Provided data —

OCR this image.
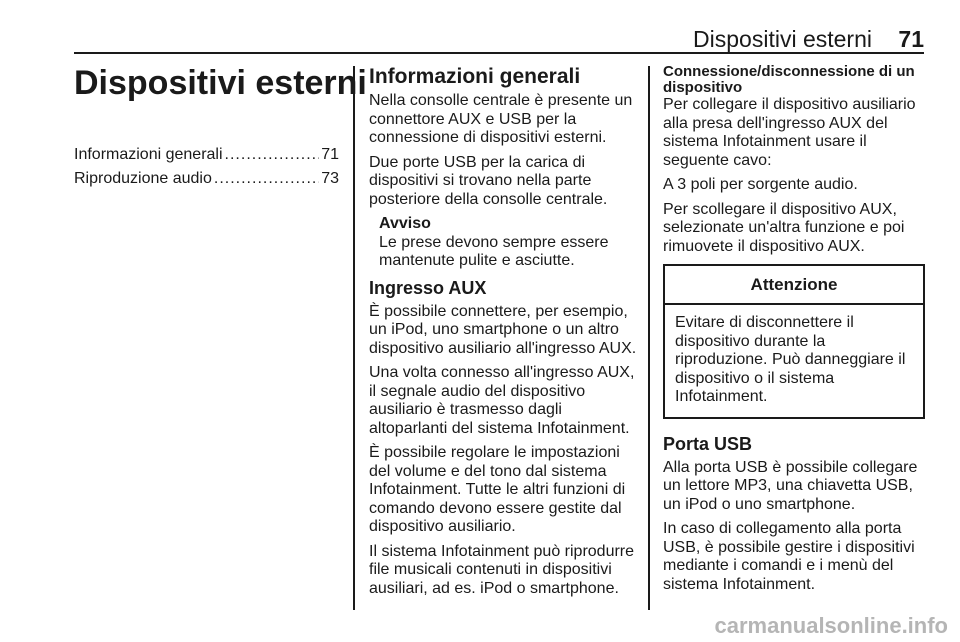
Dispositivi esterni 71
Dispositivi esterni
Informazioni generali .....	71
Riproduzione audio .....	73
Informazioni generali

Nella consolle centrale è presente un connettore AUX e USB per la connessione di dispositivi esterni.

Due porte USB per la carica di dispositivi si trovano nella parte posteriore della consolle centrale.

Avviso
Le prese devono sempre essere mantenute pulite e asciutte.
Ingresso AUX

È possibile connettere, per esempio, un iPod, uno smartphone o un altro dispositivo ausiliario all'ingresso AUX.

Una volta connesso all'ingresso AUX, il segnale audio del dispositivo ausiliario è trasmesso dagli altoparlanti del sistema Infotainment.

È possibile regolare le impostazioni del volume e del tono dal sistema Infotainment. Tutte le altri funzioni di comando devono essere gestite dal dispositivo ausiliario.

Il sistema Infotainment può riprodurre file musicali contenuti in dispositivi ausiliari, ad es. iPod o smartphone.

Connessione/disconnessione di un dispositivo

Per collegare il dispositivo ausiliario alla presa dell'ingresso AUX del sistema Infotainment usare il seguente cavo:

A 3 poli per sorgente audio.

Per scollegare il dispositivo AUX, selezionate un'altra funzione e poi rimuovete il dispositivo AUX.

Attenzione
Evitare di disconnettere il dispositivo durante la riproduzione. Può danneggiare il dispositivo o il sistema Infotainment.
Porta USB

Alla porta USB è possibile collegare un lettore MP3, una chiavetta USB, un iPod o uno smartphone.

In caso di collegamento alla porta USB, è possibile gestire i dispositivi mediante i comandi e i menù del sistema Infotainment.

carmanualsonline.info
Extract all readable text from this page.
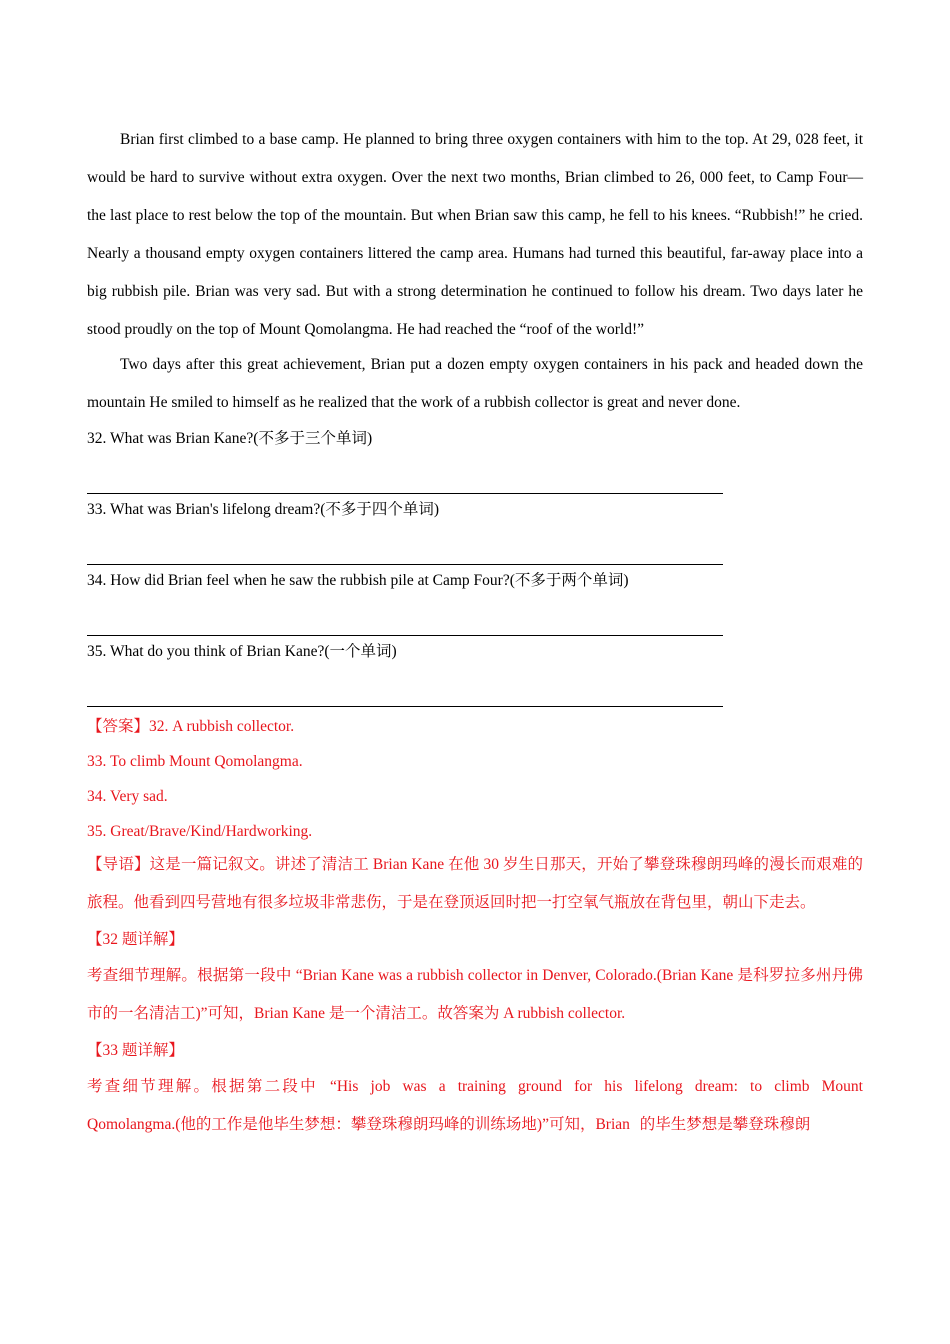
Brian first climbed to a base camp. He planned to bring three oxygen containers with him to the top. At 29, 028 feet, it would be hard to survive without extra oxygen. Over the next two months, Brian climbed to 26, 000 feet, to Camp Four—the last place to rest below the top of the mountain. But when Brian saw this camp, he fell to his knees. “Rubbish!” he cried. Nearly a thousand empty oxygen containers littered the camp area. Humans had turned this beautiful, far-away place into a big rubbish pile. Brian was very sad. But with a strong determination he continued to follow his dream. Two days later he stood proudly on the top of Mount Qomolangma. He had reached the “roof of the world!”

Two days after this great achievement, Brian put a dozen empty oxygen containers in his pack and headed down the mountain He smiled to himself as he realized that the work of a rubbish collector is great and never done.

32. What was Brian Kane?(不多于三个单词)

33. What was Brian's lifelong dream?(不多于四个单词)

34. How did Brian feel when he saw the rubbish pile at Camp Four?(不多于两个单词)

35. What do you think of Brian Kane?(一个单词)

【答案】32. A rubbish collector.

33. To climb Mount Qomolangma.

34. Very sad.

35. Great/Brave/Kind/Hardworking.

【导语】这是一篇记叙文。讲述了清洁工 Brian Kane 在他 30 岁生日那天，开始了攀登珠穆朗玛峰的漫长而艰难的旅程。他看到四号营地有很多垃圾非常悲伤，于是在登顶返回时把一打空氧气瓶放在背包里，朝山下走去。

【32 题详解】

考查细节理解。根据第一段中 “Brian Kane was a rubbish collector in Denver, Colorado.(Brian Kane 是科罗拉多州丹佛市的一名清洁工)”可知，Brian Kane 是一个清洁工。故答案为 A rubbish collector.

【33 题详解】

考查细节理解。根据第二段中 “His job was a training ground for his lifelong dream: to climb Mount Qomolangma.(他的工作是他毕生梦想：攀登珠穆朗玛峰的训练场地)”可知，Brian 的毕生梦想是攀登珠穆朗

Aim of the exercise — In the copy, include no pictures; restate the listing above exactly.

Solution —
OCR this image.
Dispositivi esterni 71
Dispositivi esterni
Informazioni generali .....	71
Riproduzione audio .....	73
Informazioni generali

Nella consolle centrale è presente un connettore AUX e USB per la connessione di dispositivi esterni.

Due porte USB per la carica di dispositivi si trovano nella parte posteriore della consolle centrale.

Avviso
Le prese devono sempre essere mantenute pulite e asciutte.
Ingresso AUX

È possibile connettere, per esempio, un iPod, uno smartphone o un altro dispositivo ausiliario all'ingresso AUX.

Una volta connesso all'ingresso AUX, il segnale audio del dispositivo ausiliario è trasmesso dagli altoparlanti del sistema Infotainment.

È possibile regolare le impostazioni del volume e del tono dal sistema Infotainment. Tutte le altri funzioni di comando devono essere gestite dal dispositivo ausiliario.

Il sistema Infotainment può riprodurre file musicali contenuti in dispositivi ausiliari, ad es. iPod o smartphone.

Connessione/disconnessione di un dispositivo

Per collegare il dispositivo ausiliario alla presa dell'ingresso AUX del sistema Infotainment usare il seguente cavo:

A 3 poli per sorgente audio.

Per scollegare il dispositivo AUX, selezionate un'altra funzione e poi rimuovete il dispositivo AUX.

Attenzione
Evitare di disconnettere il dispositivo durante la riproduzione. Può danneggiare il dispositivo o il sistema Infotainment.
Porta USB

Alla porta USB è possibile collegare un lettore MP3, una chiavetta USB, un iPod o uno smartphone.

In caso di collegamento alla porta USB, è possibile gestire i dispositivi mediante i comandi e i menù del sistema Infotainment.

carmanualsonline.info
Extract all readable text from this page.
Brian first climbed to a base camp. He planned to bring three oxygen containers with him to the top. At 29, 028 feet, it would be hard to survive without extra oxygen. Over the next two months, Brian climbed to 26, 000 feet, to Camp Four—the last place to rest below the top of the mountain. But when Brian saw this camp, he fell to his knees. “Rubbish!” he cried. Nearly a thousand empty oxygen containers littered the camp area. Humans had turned this beautiful, far-away place into a big rubbish pile. Brian was very sad. But with a strong determination he continued to follow his dream. Two days later he stood proudly on the top of Mount Qomolangma. He had reached the “roof of the world!”

Two days after this great achievement, Brian put a dozen empty oxygen containers in his pack and headed down the mountain He smiled to himself as he realized that the work of a rubbish collector is great and never done.

32. What was Brian Kane?(不多于三个单词)

33. What was Brian's lifelong dream?(不多于四个单词)

34. How did Brian feel when he saw the rubbish pile at Camp Four?(不多于两个单词)

35. What do you think of Brian Kane?(一个单词)

【答案】32. A rubbish collector.

33. To climb Mount Qomolangma.

34. Very sad.

35. Great/Brave/Kind/Hardworking.

【导语】这是一篇记叙文。讲述了清洁工 Brian Kane 在他 30 岁生日那天，开始了攀登珠穆朗玛峰的漫长而艰难的旅程。他看到四号营地有很多垃圾非常悲伤，于是在登顶返回时把一打空氧气瓶放在背包里，朝山下走去。

【32 题详解】

考查细节理解。根据第一段中 “Brian Kane was a rubbish collector in Denver, Colorado.(Brian Kane 是科罗拉多州丹佛市的一名清洁工)”可知，Brian Kane 是一个清洁工。故答案为 A rubbish collector.

【33 题详解】

考查细节理解。根据第二段中 “His job was a training ground for his lifelong dream: to climb Mount Qomolangma.(他的工作是他毕生梦想：攀登珠穆朗玛峰的训练场地)”可知，Brian 的毕生梦想是攀登珠穆朗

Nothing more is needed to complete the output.